**YOUR TASK:** Identify every line in the records below that contains the word "ſunt", and reproduce each one.

Part of a data file:
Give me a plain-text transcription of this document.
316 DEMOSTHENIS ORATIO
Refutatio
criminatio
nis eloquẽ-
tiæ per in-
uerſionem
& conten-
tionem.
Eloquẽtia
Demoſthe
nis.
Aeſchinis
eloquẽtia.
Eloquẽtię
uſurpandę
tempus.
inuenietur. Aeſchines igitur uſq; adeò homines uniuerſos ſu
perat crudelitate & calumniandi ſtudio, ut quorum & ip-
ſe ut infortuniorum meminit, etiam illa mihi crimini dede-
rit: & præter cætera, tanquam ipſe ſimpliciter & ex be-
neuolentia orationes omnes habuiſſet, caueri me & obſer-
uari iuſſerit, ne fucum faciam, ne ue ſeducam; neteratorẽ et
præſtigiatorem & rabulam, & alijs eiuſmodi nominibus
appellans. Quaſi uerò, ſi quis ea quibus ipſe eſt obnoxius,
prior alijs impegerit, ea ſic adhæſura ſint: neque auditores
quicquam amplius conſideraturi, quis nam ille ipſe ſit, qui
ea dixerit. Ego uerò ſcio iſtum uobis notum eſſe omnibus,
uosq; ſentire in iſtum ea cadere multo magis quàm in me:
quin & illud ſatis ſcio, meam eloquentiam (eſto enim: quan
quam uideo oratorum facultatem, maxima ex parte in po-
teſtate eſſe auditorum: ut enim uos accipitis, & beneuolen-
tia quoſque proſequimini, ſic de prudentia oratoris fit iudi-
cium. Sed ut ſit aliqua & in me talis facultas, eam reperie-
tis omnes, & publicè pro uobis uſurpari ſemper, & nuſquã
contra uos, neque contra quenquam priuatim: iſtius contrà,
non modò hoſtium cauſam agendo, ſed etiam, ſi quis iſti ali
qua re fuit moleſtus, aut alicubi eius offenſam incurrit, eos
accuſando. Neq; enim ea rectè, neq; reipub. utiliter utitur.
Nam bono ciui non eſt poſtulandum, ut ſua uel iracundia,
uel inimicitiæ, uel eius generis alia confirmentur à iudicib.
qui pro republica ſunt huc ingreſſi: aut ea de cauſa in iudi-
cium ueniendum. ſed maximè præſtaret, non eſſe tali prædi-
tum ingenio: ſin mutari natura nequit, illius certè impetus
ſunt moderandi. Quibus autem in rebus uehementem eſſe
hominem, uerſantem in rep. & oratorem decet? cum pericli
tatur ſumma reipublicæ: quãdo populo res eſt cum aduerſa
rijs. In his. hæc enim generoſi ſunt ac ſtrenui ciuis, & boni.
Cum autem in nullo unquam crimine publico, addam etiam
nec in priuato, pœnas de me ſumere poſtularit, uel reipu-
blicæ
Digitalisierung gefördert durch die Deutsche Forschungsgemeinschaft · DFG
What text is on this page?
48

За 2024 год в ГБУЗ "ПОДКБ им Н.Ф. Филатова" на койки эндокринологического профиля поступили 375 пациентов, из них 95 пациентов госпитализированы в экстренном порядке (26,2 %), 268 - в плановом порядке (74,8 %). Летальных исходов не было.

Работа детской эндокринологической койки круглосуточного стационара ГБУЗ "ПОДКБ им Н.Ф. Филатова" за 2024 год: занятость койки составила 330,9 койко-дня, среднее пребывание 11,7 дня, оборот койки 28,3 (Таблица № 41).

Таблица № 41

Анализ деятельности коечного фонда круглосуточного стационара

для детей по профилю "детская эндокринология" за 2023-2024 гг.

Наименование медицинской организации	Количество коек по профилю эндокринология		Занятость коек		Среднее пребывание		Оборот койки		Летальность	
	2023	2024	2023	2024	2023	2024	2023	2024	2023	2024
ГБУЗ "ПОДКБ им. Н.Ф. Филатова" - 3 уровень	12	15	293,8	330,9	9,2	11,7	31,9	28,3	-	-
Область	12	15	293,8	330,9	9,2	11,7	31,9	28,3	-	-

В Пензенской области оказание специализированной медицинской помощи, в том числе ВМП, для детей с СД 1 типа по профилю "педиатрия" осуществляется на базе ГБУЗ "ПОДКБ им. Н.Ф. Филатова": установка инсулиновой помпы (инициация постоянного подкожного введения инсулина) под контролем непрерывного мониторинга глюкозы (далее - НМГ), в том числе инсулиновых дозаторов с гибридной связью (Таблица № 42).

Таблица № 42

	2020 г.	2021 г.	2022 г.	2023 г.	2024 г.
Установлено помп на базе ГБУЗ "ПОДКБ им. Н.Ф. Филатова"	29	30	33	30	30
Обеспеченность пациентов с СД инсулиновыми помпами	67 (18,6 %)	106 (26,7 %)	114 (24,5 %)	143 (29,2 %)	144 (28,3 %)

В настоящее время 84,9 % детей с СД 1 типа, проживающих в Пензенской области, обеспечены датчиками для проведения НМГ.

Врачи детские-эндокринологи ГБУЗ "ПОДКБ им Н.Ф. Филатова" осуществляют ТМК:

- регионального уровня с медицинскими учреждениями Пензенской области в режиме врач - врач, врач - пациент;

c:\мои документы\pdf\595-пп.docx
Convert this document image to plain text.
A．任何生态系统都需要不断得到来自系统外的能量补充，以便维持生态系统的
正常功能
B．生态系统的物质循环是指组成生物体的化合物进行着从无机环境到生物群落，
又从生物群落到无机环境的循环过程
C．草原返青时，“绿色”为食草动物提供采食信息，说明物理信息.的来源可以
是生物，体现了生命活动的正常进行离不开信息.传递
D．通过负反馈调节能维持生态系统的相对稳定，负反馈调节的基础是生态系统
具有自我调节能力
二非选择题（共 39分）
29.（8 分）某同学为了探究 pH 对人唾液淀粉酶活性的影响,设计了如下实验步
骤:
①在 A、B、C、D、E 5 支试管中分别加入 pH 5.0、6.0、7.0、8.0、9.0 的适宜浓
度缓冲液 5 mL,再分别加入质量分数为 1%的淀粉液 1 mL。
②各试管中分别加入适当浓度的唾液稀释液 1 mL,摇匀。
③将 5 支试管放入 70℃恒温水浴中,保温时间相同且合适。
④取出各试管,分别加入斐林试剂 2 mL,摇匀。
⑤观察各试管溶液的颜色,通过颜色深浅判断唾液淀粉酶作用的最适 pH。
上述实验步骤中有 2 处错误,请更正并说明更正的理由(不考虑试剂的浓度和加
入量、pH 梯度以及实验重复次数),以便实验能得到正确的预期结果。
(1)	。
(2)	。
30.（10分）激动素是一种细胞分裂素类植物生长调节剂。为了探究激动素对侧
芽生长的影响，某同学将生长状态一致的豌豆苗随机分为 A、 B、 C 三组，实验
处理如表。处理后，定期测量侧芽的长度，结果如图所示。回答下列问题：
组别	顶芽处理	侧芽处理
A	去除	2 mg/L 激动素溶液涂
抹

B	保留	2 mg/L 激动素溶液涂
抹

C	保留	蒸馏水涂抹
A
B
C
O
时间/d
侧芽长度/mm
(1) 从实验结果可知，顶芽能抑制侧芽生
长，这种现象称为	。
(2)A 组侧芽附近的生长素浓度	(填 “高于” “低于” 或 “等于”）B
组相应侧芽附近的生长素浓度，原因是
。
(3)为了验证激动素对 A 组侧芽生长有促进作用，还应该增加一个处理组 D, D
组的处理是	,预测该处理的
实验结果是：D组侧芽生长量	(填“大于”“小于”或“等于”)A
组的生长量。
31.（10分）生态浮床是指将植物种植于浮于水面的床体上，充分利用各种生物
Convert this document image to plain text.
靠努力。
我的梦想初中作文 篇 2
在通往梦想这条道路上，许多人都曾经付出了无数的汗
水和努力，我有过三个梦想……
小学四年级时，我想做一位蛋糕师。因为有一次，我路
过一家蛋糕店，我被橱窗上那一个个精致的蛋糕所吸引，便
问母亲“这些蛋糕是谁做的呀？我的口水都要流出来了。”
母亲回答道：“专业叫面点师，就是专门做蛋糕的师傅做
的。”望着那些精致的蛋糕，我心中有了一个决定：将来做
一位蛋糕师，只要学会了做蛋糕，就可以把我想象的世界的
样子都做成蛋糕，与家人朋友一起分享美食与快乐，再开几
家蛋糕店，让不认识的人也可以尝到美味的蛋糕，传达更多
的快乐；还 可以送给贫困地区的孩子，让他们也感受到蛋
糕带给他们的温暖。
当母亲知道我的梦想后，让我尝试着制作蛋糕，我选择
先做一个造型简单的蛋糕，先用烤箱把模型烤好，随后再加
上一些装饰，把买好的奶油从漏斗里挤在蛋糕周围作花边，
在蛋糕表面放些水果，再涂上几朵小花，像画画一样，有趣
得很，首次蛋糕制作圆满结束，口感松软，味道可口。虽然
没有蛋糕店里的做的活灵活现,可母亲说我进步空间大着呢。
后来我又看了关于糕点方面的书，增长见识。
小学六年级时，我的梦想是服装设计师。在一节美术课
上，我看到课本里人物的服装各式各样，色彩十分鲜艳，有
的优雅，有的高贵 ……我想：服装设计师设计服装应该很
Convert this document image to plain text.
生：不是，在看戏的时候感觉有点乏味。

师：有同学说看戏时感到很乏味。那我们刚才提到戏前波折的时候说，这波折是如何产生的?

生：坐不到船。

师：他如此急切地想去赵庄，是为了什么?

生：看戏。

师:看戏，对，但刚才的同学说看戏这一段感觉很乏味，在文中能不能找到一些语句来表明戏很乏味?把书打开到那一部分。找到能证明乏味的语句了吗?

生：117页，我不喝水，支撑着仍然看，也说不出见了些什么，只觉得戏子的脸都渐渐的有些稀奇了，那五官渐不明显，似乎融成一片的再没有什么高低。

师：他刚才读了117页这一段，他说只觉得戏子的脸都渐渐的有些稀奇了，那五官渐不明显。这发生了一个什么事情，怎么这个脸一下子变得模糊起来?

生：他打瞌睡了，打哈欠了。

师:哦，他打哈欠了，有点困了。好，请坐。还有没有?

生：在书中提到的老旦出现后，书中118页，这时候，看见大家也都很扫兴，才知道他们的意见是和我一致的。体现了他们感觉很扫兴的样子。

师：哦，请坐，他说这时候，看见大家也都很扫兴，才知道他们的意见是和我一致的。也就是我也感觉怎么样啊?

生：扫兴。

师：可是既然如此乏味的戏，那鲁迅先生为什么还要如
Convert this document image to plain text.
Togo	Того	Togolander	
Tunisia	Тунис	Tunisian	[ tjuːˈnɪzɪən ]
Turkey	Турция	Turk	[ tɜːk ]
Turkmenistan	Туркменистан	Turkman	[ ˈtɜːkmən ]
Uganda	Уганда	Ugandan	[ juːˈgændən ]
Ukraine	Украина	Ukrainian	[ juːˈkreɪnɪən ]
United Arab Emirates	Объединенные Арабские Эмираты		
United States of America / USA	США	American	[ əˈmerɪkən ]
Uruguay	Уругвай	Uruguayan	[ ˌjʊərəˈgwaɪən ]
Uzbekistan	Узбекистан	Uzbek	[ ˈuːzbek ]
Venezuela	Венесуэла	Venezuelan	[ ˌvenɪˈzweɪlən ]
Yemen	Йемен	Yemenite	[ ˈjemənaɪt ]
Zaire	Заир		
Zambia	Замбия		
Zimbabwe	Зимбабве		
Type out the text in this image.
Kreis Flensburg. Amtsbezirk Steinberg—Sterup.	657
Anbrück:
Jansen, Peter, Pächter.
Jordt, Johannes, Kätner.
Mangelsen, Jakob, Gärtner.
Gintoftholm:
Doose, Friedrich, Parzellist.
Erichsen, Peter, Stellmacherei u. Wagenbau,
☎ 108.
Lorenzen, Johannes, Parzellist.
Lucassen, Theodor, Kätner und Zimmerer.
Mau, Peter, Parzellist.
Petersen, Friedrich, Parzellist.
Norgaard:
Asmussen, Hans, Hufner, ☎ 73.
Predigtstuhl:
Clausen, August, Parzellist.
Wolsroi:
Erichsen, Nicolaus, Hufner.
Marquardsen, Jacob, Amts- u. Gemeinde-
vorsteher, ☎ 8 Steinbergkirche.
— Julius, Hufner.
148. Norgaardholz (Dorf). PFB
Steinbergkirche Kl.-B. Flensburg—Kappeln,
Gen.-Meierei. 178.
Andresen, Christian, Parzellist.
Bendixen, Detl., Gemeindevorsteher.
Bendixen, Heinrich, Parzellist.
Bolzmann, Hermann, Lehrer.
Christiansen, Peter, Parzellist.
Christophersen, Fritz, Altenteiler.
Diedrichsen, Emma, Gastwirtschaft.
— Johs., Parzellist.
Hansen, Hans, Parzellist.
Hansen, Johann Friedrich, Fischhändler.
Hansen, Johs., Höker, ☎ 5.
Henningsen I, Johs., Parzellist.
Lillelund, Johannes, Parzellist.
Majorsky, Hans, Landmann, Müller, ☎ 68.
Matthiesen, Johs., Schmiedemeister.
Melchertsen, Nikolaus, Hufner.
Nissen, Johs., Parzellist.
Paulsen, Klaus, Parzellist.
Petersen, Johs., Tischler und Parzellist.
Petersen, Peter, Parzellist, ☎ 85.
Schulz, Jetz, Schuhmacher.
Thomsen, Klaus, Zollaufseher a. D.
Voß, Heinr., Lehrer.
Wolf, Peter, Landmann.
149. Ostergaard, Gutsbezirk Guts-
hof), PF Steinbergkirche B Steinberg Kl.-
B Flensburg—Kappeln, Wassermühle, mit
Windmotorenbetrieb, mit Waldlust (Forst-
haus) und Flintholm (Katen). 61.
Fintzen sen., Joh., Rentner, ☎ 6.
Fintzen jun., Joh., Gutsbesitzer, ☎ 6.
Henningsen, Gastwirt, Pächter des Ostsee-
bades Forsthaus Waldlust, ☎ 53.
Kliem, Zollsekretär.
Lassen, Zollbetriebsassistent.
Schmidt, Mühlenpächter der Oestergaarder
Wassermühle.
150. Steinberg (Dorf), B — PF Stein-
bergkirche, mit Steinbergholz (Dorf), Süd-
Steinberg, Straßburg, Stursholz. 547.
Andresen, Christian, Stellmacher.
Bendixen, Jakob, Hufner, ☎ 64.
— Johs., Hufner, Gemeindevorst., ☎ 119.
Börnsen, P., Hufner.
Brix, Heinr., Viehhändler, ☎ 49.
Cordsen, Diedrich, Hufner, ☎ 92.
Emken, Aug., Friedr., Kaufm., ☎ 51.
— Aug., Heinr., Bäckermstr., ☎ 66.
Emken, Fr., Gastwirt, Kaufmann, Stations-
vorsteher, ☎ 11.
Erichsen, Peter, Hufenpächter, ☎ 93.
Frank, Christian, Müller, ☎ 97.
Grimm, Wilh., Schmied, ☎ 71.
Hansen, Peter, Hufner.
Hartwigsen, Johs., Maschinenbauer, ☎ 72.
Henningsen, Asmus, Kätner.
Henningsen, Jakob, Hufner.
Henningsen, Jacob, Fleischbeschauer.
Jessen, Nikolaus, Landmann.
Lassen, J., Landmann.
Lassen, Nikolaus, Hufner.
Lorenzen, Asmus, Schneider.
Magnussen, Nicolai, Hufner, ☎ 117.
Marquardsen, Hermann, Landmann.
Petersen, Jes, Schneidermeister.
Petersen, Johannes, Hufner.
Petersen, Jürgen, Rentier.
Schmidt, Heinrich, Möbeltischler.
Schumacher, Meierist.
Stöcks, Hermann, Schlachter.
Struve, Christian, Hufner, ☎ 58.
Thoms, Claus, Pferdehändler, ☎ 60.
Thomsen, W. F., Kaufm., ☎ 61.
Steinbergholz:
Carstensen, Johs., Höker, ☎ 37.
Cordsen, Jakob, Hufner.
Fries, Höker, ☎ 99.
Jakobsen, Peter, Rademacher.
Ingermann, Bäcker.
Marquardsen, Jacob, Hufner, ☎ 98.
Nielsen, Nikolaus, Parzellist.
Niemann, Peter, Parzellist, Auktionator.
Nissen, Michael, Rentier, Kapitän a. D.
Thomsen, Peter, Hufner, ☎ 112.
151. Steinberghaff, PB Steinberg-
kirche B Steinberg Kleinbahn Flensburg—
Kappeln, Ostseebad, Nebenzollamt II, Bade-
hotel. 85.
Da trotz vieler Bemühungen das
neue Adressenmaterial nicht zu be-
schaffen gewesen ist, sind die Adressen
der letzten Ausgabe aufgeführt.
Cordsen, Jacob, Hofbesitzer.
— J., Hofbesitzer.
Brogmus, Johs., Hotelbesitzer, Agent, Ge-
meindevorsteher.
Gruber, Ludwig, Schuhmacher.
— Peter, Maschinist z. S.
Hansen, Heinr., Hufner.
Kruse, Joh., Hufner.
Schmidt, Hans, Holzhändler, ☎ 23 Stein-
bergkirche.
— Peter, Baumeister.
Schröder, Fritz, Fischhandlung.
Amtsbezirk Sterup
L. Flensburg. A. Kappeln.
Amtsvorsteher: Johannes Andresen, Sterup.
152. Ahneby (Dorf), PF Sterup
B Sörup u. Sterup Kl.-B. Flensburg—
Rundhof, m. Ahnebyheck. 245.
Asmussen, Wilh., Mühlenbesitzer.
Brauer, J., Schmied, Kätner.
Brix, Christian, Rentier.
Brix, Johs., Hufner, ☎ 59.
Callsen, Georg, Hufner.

**SOLVED PROBLEM:**
qui pro republica ſunt huc ingreſſi: aut ea de cauſa in iudi-
ſunt moderandi. Quibus autem in rebus uehementem eſſe
rijs. In his. hæc enim generoſi ſunt ac ſtrenui ciuis, & boni.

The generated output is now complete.